* BEGIN *
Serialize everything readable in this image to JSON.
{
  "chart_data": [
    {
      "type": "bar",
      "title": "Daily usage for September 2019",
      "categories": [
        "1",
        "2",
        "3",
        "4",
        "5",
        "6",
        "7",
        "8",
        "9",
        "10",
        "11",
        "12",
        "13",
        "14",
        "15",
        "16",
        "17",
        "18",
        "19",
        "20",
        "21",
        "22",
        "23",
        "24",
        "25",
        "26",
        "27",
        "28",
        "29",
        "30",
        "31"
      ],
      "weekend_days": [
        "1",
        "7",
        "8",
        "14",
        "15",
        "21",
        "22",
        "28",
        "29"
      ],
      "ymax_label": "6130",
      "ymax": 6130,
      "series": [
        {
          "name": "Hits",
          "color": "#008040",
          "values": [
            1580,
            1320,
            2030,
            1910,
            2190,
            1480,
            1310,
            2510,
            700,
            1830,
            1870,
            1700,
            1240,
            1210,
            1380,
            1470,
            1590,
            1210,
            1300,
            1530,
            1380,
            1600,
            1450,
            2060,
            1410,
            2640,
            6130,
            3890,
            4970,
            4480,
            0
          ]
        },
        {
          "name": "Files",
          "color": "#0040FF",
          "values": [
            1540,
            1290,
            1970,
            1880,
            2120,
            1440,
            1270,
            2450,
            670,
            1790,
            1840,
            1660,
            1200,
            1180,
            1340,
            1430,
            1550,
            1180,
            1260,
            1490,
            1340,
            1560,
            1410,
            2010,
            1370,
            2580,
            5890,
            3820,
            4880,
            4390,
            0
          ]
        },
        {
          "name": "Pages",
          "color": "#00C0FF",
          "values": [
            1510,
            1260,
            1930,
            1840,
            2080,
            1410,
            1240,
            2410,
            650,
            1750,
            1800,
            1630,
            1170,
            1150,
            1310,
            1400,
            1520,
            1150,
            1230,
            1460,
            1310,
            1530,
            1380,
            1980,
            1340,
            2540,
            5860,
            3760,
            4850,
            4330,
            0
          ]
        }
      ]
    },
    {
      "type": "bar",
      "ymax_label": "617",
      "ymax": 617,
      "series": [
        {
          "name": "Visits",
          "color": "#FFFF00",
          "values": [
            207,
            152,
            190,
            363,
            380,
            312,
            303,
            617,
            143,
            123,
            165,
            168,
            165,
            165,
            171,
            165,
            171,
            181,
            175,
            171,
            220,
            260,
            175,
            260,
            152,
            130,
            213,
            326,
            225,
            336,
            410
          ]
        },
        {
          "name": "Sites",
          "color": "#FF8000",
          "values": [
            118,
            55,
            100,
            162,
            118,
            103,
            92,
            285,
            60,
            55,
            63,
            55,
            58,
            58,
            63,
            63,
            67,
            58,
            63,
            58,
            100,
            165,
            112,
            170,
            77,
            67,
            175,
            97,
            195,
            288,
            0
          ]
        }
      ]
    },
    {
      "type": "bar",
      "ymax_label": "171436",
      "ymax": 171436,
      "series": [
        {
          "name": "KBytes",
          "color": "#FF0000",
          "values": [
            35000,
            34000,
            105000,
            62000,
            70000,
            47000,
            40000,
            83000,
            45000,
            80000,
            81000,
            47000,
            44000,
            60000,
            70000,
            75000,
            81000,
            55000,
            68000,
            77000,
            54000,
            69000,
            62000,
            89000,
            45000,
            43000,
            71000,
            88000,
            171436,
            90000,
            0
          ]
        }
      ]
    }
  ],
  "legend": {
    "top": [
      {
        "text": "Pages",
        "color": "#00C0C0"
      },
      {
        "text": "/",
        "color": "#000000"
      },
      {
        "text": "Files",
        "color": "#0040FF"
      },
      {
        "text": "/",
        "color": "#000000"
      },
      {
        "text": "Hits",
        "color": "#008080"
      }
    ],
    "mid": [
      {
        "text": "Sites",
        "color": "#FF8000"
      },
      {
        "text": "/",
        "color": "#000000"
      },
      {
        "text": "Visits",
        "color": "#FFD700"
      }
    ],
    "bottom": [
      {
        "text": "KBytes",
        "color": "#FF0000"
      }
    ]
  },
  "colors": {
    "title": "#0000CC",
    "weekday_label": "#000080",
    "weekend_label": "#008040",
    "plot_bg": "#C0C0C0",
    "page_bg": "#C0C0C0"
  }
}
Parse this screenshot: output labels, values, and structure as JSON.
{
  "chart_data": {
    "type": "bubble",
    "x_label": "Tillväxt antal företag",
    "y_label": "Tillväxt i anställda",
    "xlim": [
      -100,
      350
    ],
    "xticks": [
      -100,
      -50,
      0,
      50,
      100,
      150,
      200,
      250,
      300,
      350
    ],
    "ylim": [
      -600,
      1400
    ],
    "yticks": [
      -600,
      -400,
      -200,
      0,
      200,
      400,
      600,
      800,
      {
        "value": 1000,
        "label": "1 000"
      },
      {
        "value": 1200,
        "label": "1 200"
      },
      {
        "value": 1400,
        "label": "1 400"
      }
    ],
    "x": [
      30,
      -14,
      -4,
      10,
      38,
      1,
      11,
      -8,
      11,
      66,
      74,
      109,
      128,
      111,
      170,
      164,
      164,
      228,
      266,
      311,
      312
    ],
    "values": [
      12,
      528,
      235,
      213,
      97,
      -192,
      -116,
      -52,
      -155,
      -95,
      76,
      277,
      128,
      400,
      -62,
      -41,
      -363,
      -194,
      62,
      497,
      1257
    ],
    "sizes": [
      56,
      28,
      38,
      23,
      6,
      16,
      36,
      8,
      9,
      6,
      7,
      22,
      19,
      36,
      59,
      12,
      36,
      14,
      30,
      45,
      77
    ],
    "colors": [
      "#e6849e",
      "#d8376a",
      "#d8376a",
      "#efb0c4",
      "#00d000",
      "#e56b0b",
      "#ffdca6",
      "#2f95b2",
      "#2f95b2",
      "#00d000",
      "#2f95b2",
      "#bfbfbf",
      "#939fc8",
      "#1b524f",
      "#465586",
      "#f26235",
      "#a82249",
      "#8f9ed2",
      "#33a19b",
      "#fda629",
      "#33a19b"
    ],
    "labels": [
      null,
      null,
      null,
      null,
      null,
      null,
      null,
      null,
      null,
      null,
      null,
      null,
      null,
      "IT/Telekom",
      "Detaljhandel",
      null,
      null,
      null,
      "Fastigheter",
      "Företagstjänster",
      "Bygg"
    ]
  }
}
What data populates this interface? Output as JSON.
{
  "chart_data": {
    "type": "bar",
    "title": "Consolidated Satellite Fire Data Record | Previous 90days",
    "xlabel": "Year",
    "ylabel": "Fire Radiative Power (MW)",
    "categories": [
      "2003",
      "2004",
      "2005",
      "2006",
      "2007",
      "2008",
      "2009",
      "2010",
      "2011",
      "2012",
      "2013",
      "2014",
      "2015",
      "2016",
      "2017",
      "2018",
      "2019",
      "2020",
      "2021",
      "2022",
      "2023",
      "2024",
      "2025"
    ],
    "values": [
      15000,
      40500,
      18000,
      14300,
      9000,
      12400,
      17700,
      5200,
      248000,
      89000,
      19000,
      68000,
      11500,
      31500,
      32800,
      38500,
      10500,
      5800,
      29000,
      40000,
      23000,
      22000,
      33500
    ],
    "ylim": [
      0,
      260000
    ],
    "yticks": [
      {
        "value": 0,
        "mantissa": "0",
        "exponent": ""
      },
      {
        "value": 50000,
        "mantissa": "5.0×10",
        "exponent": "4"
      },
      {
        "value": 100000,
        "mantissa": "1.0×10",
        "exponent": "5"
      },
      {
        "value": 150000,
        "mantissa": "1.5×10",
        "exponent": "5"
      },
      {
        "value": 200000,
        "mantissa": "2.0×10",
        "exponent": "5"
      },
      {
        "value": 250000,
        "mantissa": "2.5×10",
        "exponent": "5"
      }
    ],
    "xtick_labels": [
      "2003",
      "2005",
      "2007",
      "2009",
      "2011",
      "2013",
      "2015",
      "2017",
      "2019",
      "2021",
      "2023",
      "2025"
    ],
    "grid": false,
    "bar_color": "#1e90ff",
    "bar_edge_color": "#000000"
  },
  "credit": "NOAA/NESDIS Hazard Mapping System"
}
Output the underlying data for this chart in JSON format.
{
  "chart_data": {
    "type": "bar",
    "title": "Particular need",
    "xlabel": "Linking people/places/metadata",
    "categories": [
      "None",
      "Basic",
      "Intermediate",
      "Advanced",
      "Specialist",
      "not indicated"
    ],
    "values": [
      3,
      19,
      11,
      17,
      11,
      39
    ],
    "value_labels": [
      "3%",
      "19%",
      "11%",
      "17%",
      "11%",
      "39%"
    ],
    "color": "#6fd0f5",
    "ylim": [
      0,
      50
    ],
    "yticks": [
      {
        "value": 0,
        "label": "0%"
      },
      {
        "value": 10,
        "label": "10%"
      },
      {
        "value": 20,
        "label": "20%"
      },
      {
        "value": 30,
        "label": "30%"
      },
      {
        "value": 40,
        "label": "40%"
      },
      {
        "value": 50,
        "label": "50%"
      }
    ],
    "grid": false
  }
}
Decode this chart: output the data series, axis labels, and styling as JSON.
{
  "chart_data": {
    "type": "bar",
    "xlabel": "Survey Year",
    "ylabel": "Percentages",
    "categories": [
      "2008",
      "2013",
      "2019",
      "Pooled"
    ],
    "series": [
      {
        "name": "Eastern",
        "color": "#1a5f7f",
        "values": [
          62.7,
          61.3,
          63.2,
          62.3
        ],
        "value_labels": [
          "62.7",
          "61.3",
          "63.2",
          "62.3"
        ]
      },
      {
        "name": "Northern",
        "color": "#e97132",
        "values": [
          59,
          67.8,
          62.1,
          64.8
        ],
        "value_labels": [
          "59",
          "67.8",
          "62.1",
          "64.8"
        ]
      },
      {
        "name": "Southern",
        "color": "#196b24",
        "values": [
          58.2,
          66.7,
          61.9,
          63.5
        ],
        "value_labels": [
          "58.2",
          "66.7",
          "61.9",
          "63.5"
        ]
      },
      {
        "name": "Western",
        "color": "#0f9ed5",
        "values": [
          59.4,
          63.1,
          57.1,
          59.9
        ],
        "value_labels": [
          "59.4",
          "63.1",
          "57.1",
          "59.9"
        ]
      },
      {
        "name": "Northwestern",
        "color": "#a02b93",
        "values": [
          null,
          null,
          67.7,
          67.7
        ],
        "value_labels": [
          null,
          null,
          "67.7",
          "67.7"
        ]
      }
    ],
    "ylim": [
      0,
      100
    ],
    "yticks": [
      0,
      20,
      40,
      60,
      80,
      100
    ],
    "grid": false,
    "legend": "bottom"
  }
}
* END *
**What to do:**
Return each line that includes "ylabel".

**Solution:**
    "ylabel": "Fire Radiative Power (MW)",
    "ylabel": "Percentages",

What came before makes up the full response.